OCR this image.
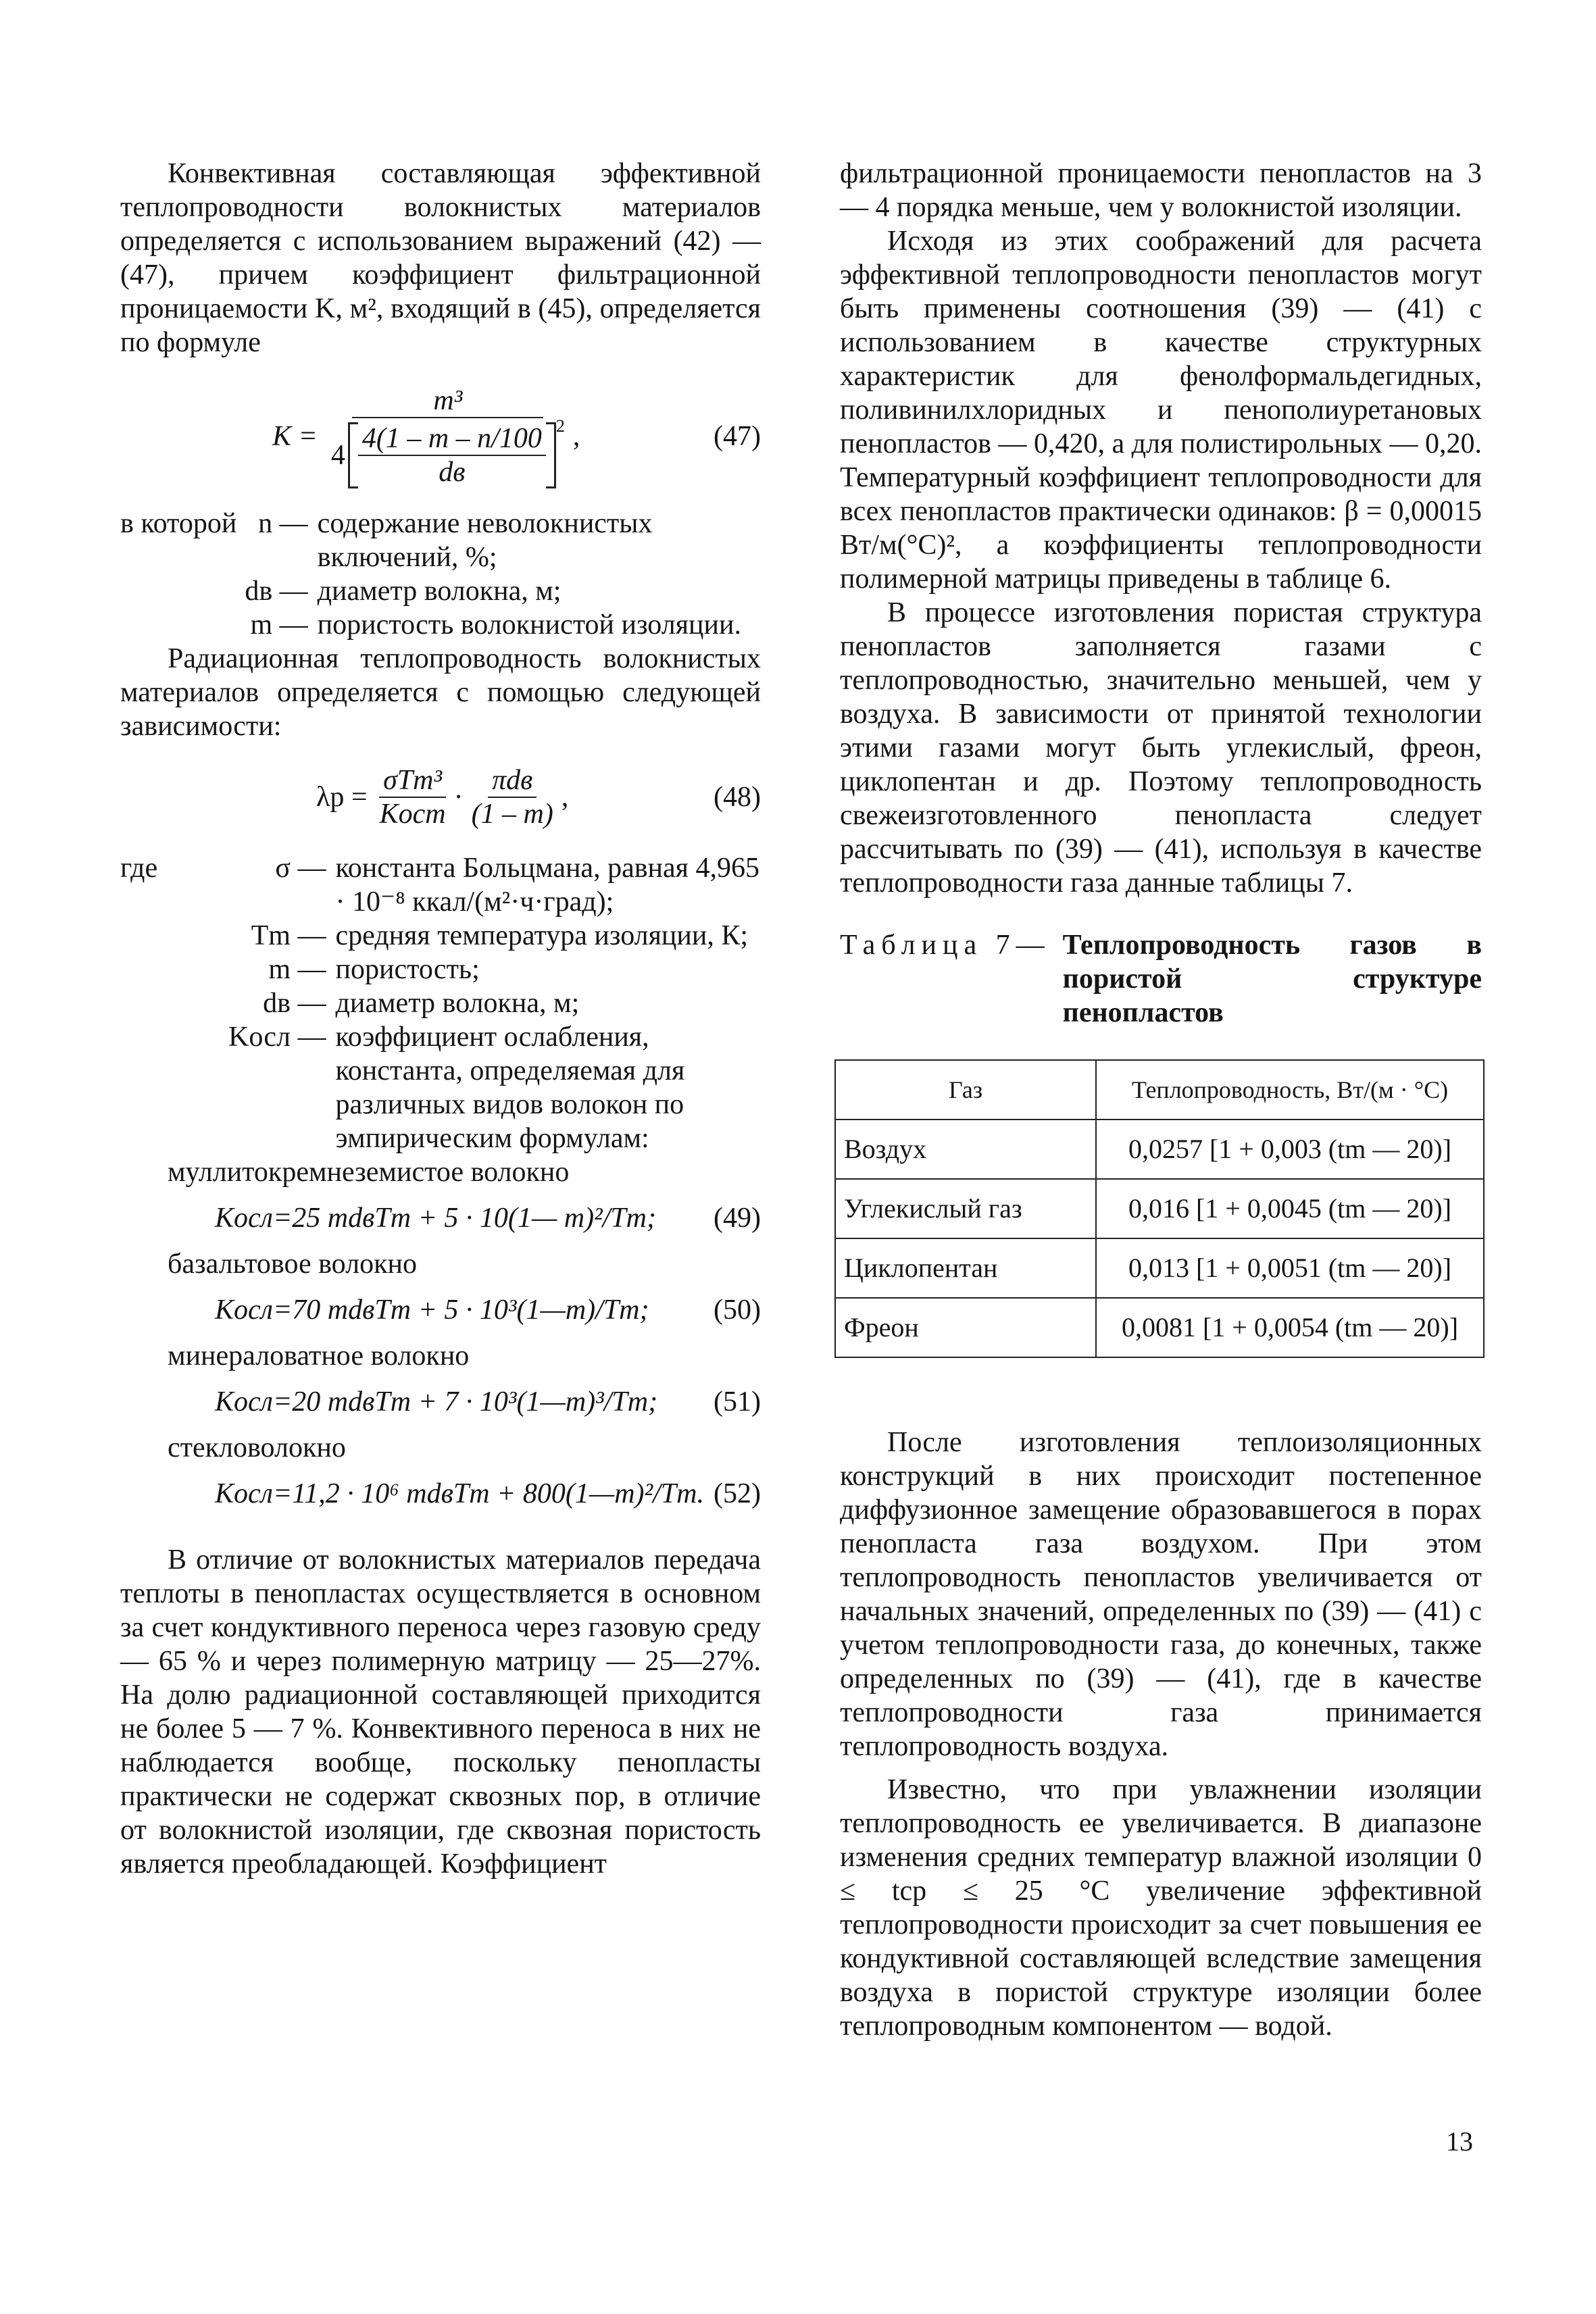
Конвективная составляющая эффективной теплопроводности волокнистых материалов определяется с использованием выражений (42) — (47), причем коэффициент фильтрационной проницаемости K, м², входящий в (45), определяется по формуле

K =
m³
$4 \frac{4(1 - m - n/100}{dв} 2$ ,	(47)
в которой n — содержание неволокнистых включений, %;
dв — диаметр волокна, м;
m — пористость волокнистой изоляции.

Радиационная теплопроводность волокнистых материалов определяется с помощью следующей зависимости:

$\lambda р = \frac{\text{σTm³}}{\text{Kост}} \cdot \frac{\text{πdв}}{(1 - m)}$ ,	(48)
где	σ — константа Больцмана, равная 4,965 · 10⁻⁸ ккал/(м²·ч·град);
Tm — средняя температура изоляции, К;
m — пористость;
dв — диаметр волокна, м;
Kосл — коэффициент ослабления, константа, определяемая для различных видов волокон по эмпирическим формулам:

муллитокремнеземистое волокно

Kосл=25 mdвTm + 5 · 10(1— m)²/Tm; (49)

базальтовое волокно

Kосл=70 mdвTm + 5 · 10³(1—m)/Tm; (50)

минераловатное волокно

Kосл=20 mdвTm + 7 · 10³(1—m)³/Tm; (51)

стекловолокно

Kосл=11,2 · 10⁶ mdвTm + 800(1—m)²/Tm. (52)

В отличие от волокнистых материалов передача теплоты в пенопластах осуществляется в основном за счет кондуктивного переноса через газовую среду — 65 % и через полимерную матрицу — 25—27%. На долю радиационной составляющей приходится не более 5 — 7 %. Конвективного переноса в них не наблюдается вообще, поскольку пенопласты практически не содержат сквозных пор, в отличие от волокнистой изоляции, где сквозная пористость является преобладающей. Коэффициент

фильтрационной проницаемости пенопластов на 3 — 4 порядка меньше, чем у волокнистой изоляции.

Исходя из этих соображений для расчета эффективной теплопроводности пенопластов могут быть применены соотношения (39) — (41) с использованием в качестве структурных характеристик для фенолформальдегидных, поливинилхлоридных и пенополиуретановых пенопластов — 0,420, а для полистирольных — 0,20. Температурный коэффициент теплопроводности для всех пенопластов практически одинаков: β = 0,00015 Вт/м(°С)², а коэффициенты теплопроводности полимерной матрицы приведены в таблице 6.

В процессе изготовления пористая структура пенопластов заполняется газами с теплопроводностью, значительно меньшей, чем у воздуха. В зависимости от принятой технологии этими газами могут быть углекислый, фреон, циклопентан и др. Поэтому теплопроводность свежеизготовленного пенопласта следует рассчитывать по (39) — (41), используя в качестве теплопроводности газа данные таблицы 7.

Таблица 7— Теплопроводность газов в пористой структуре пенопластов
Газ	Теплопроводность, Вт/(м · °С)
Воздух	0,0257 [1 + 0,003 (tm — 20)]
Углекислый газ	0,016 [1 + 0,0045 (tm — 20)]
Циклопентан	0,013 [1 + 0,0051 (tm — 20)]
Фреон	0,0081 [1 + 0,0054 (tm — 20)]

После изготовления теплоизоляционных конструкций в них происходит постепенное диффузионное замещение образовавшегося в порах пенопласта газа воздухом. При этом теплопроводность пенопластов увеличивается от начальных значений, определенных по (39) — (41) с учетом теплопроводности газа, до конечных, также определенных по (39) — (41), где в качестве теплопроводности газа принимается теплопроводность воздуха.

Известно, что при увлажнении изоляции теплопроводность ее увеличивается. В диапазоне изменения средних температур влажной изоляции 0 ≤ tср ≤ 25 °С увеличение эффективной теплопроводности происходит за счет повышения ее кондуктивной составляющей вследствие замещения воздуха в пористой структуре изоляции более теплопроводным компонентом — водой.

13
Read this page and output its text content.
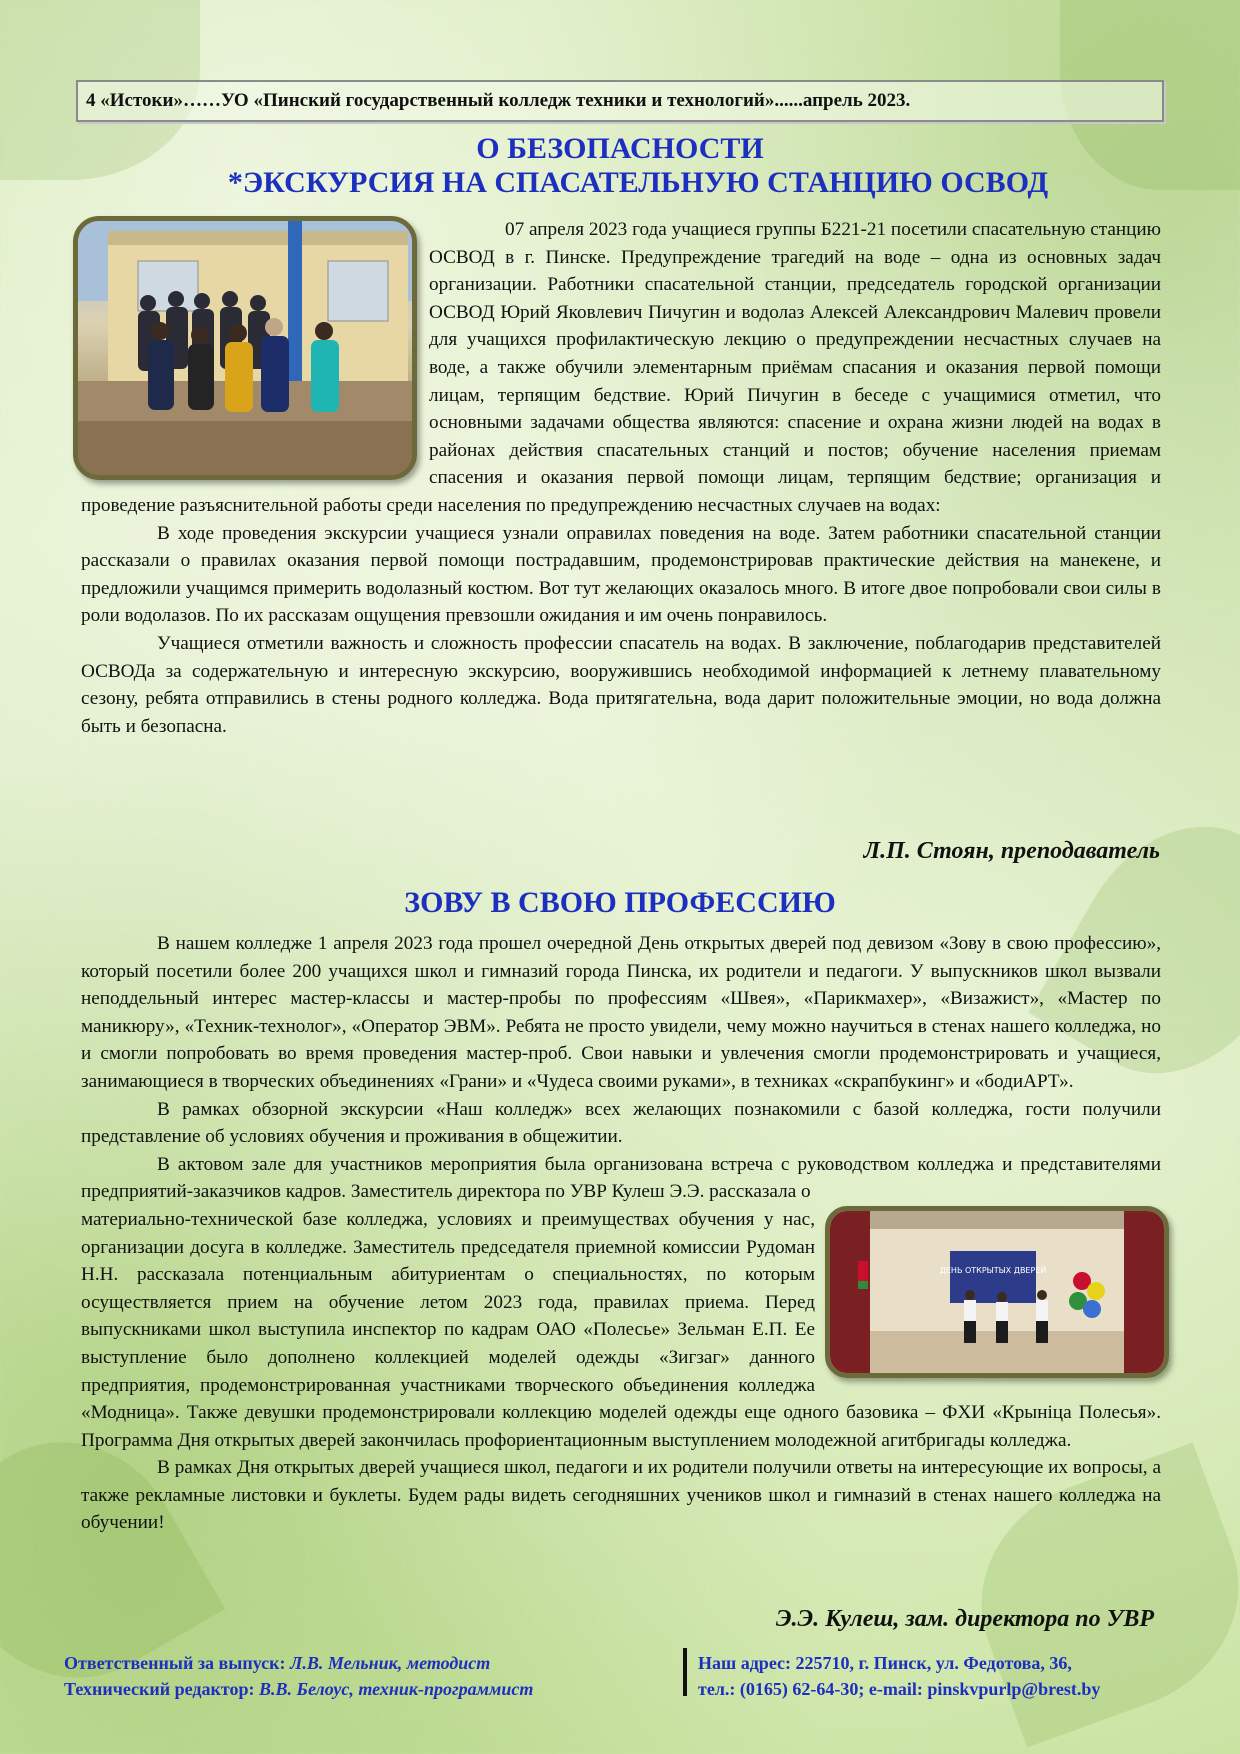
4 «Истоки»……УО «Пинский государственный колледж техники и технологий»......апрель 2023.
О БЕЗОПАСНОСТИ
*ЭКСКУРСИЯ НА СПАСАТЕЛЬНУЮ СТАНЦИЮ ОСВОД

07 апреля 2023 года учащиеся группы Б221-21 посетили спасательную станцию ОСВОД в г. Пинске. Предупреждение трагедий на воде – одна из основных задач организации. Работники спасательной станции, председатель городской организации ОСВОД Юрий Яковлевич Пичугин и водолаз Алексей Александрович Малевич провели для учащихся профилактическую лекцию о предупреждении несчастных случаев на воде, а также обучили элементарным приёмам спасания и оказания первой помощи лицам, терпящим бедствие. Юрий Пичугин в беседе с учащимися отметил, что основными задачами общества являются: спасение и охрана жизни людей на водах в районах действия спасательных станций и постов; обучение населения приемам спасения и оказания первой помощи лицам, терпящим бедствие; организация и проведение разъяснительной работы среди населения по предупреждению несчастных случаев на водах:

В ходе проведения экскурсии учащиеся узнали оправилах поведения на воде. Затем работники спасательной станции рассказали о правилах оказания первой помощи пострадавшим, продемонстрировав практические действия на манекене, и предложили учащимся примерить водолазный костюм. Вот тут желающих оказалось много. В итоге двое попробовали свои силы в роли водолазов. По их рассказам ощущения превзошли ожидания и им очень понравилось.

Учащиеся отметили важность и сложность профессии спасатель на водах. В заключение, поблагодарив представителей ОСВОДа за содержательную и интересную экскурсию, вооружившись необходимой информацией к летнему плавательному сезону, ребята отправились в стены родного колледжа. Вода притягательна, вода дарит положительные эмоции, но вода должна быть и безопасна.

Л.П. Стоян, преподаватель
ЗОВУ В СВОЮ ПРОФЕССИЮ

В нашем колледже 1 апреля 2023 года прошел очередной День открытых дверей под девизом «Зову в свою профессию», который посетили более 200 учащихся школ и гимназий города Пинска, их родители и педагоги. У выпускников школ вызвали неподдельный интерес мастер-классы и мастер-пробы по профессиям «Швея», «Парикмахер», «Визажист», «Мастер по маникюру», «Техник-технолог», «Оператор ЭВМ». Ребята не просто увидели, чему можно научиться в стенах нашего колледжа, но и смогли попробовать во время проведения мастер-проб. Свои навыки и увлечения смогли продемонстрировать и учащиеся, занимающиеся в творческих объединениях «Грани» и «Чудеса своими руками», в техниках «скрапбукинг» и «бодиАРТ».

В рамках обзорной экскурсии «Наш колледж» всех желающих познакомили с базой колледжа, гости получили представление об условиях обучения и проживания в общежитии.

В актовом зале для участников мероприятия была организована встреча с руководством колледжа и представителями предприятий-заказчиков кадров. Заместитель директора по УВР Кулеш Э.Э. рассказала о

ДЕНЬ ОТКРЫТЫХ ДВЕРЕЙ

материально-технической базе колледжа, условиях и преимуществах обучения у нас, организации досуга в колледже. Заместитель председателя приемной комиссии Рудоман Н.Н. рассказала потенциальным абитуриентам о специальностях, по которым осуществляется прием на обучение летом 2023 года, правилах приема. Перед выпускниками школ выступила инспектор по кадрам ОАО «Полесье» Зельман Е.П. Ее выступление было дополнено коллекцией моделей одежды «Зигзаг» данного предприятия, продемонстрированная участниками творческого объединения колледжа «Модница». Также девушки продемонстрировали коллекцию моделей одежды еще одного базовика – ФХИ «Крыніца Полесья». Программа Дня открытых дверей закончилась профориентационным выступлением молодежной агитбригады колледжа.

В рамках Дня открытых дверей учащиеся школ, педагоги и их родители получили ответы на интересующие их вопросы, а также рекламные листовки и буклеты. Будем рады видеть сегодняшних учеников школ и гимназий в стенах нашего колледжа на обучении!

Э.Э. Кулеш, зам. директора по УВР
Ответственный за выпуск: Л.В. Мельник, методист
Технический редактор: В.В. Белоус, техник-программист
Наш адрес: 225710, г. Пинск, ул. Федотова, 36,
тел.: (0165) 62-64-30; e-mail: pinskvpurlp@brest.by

The request ▸ Extract, from the material above, each line holding the word "волокнистой".

Correct response ▸
m — пористость волокнистой изоляции.
В отличие от волокнистых материалов передача теплоты в пенопластах осуществляется в основном за счет кондуктивного переноса через газовую среду — 65 % и через полимерную матрицу — 25—27%. На долю радиационной составляющей приходится не более 5 — 7 %. Конвективного переноса в них не наблюдается вообще, поскольку пенопласты практически не содержат сквозных пор, в отличие от волокнистой изоляции, где сквозная пористость является преобладающей. Коэффициент
фильтрационной проницаемости пенопластов на 3 — 4 порядка меньше, чем у волокнистой изоляции.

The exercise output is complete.